§ **Records contained in a dataset**
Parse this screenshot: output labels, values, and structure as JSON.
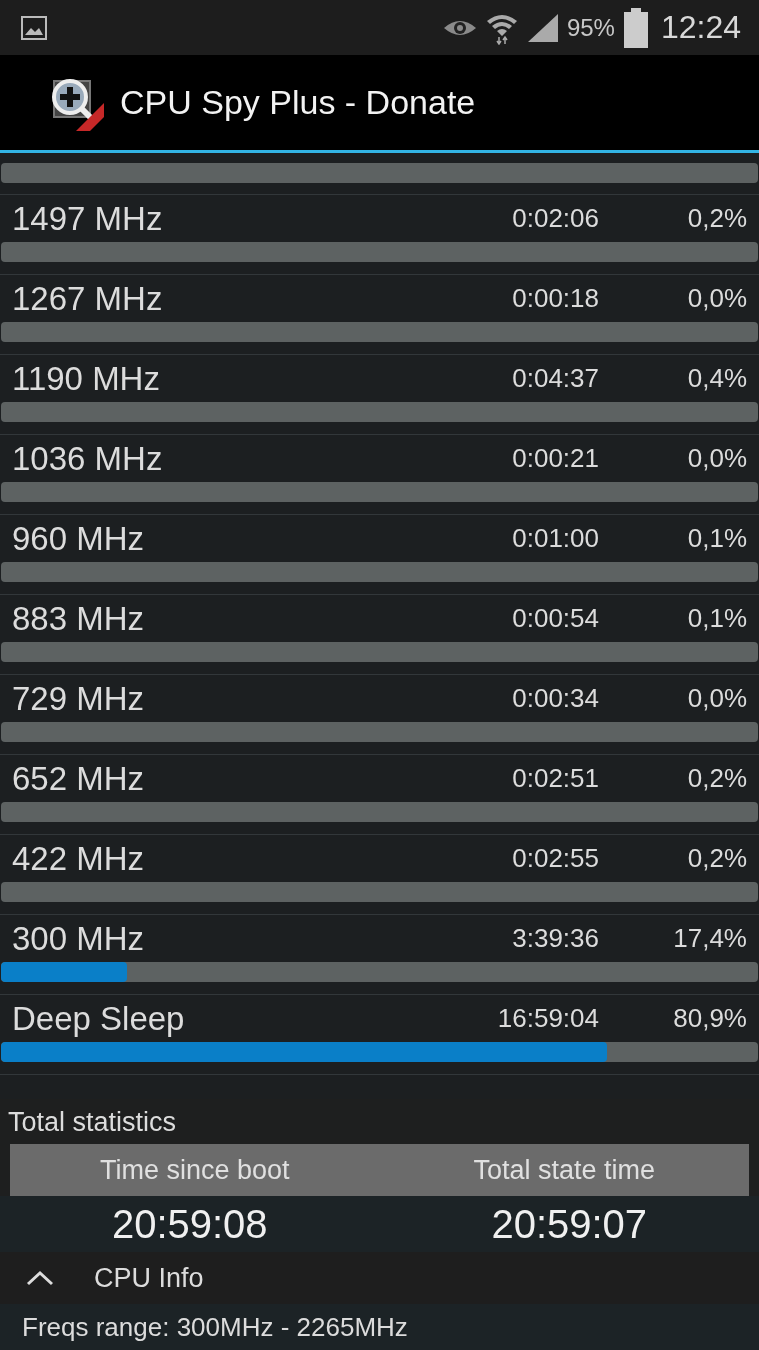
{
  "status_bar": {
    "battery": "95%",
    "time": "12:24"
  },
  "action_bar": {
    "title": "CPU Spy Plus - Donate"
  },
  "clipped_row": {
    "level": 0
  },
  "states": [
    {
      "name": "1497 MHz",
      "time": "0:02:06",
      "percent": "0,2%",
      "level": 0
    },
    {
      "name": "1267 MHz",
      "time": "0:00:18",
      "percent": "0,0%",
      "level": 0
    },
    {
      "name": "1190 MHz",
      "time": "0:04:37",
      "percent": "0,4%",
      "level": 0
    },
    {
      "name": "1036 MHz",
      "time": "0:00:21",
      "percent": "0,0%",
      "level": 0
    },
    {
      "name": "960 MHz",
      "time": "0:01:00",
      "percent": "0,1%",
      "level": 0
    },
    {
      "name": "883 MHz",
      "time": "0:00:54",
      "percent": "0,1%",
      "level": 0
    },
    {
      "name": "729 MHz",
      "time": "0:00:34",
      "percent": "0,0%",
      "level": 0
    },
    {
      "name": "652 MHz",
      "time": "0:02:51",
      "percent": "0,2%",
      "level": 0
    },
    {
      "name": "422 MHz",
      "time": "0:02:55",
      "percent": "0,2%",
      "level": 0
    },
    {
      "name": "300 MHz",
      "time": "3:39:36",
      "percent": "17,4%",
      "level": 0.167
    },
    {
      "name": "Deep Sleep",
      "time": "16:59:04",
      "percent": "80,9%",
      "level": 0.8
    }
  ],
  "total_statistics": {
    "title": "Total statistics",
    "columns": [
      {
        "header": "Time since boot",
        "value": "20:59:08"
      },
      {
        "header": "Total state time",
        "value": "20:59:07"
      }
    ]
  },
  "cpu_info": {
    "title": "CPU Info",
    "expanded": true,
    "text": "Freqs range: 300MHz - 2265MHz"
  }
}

§ **TASK INSTRUCTIONS**
Identify each line of the material where the word "title" shows up, and copy it.

§ **RESULT**
    "title": "CPU Spy Plus - Donate"
    "title": "Total statistics",
    "title": "CPU Info",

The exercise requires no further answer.